start

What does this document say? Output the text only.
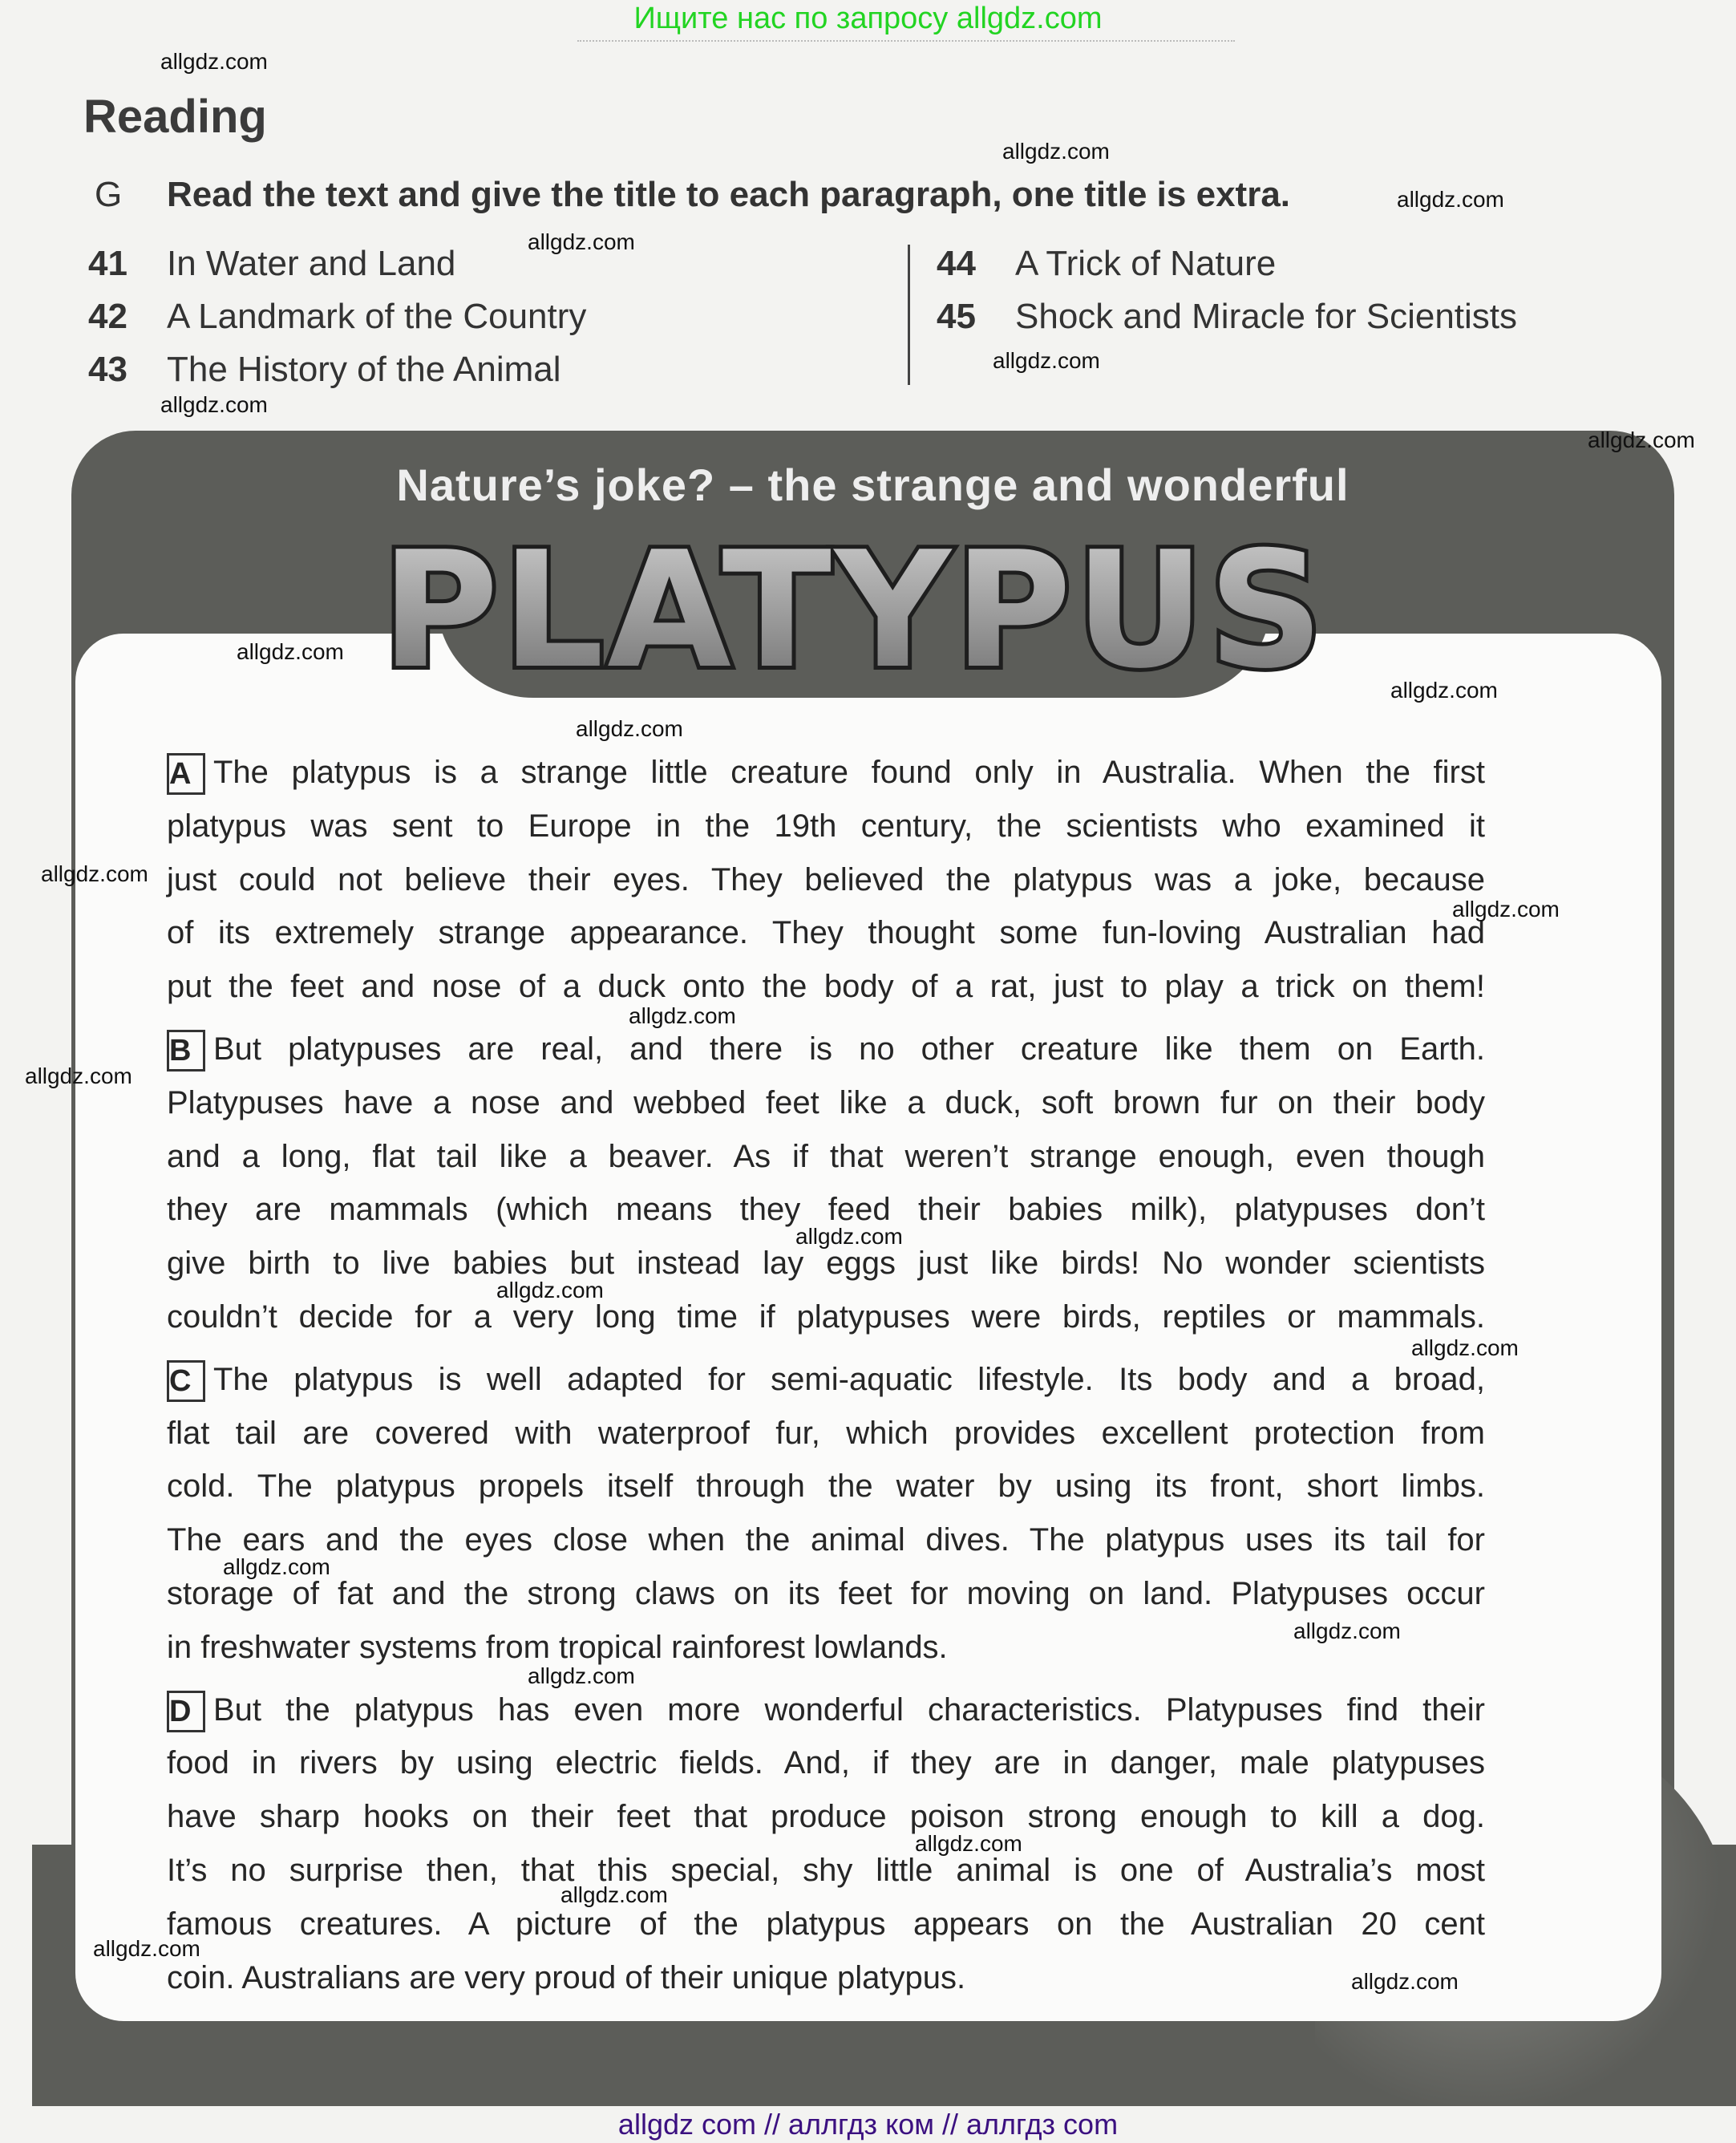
Ищите нас по запросу allgdz.com
Reading
G Read the text and give the title to each paragraph, one title is extra.
41 In Water and Land
42 A Landmark of the Country
43 The History of the Animal
44 A Trick of Nature
45 Shock and Miracle for Scientists
Nature’s joke? – the strange and wonderful
PLATYPUS
A The platypus is a strange little creature found only in Australia. When the first
platypus was sent to Europe in the 19th century, the scientists who examined it
just could not believe their eyes. They believed the platypus was a joke, because
of its extremely strange appearance. They thought some fun-loving Australian had
put the feet and nose of a duck onto the body of a rat, just to play a trick on them!
B But platypuses are real, and there is no other creature like them on Earth.
Platypuses have a nose and webbed feet like a duck, soft brown fur on their body
and a long, flat tail like a beaver. As if that weren’t strange enough, even though
they are mammals (which means they feed their babies milk), platypuses don’t
give birth to live babies but instead lay eggs just like birds! No wonder scientists
couldn’t decide for a very long time if platypuses were birds, reptiles or mammals.
C The platypus is well adapted for semi-aquatic lifestyle. Its body and a broad,
flat tail are covered with waterproof fur, which provides excellent protection from
cold. The platypus propels itself through the water by using its front, short limbs.
The ears and the eyes close when the animal dives. The platypus uses its tail for
storage of fat and the strong claws on its feet for moving on land. Platypuses occur
in freshwater systems from tropical rainforest lowlands.
D But the platypus has even more wonderful characteristics. Platypuses find their
food in rivers by using electric fields. And, if they are in danger, male platypuses
have sharp hooks on their feet that produce poison strong enough to kill a dog.
It’s no surprise then, that this special, shy little animal is one of Australia’s most
famous creatures. A picture of the platypus appears on the Australian 20 cent
coin. Australians are very proud of their unique platypus.
allgdz.com
allgdz.com
allgdz.com
allgdz.com
allgdz.com
allgdz.com
allgdz.com
allgdz.com
allgdz.com
allgdz.com
allgdz.com
allgdz.com
allgdz.com
allgdz.com
allgdz.com
allgdz.com
allgdz.com
allgdz.com
allgdz.com
allgdz.com
allgdz.com
allgdz.com
allgdz.com
allgdz.com
allgdz com // аллгдз ком // аллгдз com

end

— GIVEN INSTRUCTION —
Transcribe the full listing above exactly, with the images removed.

— THE REPLY —
What does this document say? Output the text only.
Ищите нас по запросу allgdz.com
Reading
G Read the text and give the title to each paragraph, one title is extra.
41 In Water and Land
42 A Landmark of the Country
43 The History of the Animal
44 A Trick of Nature
45 Shock and Miracle for Scientists
Nature’s joke? – the strange and wonderful
PLATYPUS
A The platypus is a strange little creature found only in Australia. When the first
platypus was sent to Europe in the 19th century, the scientists who examined it
just could not believe their eyes. They believed the platypus was a joke, because
of its extremely strange appearance. They thought some fun-loving Australian had
put the feet and nose of a duck onto the body of a rat, just to play a trick on them!
B But platypuses are real, and there is no other creature like them on Earth.
Platypuses have a nose and webbed feet like a duck, soft brown fur on their body
and a long, flat tail like a beaver. As if that weren’t strange enough, even though
they are mammals (which means they feed their babies milk), platypuses don’t
give birth to live babies but instead lay eggs just like birds! No wonder scientists
couldn’t decide for a very long time if platypuses were birds, reptiles or mammals.
C The platypus is well adapted for semi-aquatic lifestyle. Its body and a broad,
flat tail are covered with waterproof fur, which provides excellent protection from
cold. The platypus propels itself through the water by using its front, short limbs.
The ears and the eyes close when the animal dives. The platypus uses its tail for
storage of fat and the strong claws on its feet for moving on land. Platypuses occur
in freshwater systems from tropical rainforest lowlands.
D But the platypus has even more wonderful characteristics. Platypuses find their
food in rivers by using electric fields. And, if they are in danger, male platypuses
have sharp hooks on their feet that produce poison strong enough to kill a dog.
It’s no surprise then, that this special, shy little animal is one of Australia’s most
famous creatures. A picture of the platypus appears on the Australian 20 cent
coin. Australians are very proud of their unique platypus.
allgdz.com
allgdz.com
allgdz.com
allgdz.com
allgdz.com
allgdz.com
allgdz.com
allgdz.com
allgdz.com
allgdz.com
allgdz.com
allgdz.com
allgdz.com
allgdz.com
allgdz.com
allgdz.com
allgdz.com
allgdz.com
allgdz.com
allgdz.com
allgdz.com
allgdz.com
allgdz.com
allgdz.com
allgdz com // аллгдз ком // аллгдз com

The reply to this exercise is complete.